* _Written exercise_: Wherever a line holds the word "국립창원대학교", copy that line out.

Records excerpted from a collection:
^^^^
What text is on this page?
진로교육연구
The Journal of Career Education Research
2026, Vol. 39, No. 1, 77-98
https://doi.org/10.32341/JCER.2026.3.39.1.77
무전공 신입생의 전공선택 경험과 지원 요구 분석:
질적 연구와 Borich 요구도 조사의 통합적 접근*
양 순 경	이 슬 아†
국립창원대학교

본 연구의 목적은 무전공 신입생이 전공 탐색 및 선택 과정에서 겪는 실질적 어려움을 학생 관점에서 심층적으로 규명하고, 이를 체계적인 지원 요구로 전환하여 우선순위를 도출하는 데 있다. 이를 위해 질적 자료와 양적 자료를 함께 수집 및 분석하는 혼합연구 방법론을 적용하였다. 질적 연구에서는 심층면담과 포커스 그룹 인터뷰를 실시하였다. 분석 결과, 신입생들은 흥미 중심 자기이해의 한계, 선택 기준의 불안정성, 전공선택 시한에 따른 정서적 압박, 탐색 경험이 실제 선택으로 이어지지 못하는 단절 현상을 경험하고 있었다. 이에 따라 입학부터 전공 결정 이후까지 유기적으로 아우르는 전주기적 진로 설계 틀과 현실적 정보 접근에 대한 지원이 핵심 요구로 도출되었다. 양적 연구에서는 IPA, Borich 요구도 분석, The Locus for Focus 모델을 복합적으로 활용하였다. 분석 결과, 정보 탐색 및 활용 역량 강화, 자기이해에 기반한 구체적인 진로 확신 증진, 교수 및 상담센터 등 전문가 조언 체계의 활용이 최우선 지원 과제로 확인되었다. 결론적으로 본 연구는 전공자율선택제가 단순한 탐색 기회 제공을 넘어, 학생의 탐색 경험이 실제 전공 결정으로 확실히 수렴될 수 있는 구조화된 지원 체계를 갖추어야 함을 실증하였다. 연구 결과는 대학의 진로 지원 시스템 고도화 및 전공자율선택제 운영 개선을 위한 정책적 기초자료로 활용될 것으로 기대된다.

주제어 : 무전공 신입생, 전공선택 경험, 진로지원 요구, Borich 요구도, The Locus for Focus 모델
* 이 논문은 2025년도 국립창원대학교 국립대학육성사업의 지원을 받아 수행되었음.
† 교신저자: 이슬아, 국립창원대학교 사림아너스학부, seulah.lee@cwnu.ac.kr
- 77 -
^^^^
* _Solution for this task_:
국립창원대학교
* 이 논문은 2025년도 국립창원대학교 국립대학육성사업의 지원을 받아 수행되었음.
† 교신저자: 이슬아, 국립창원대학교 사림아너스학부, seulah.lee@cwnu.ac.kr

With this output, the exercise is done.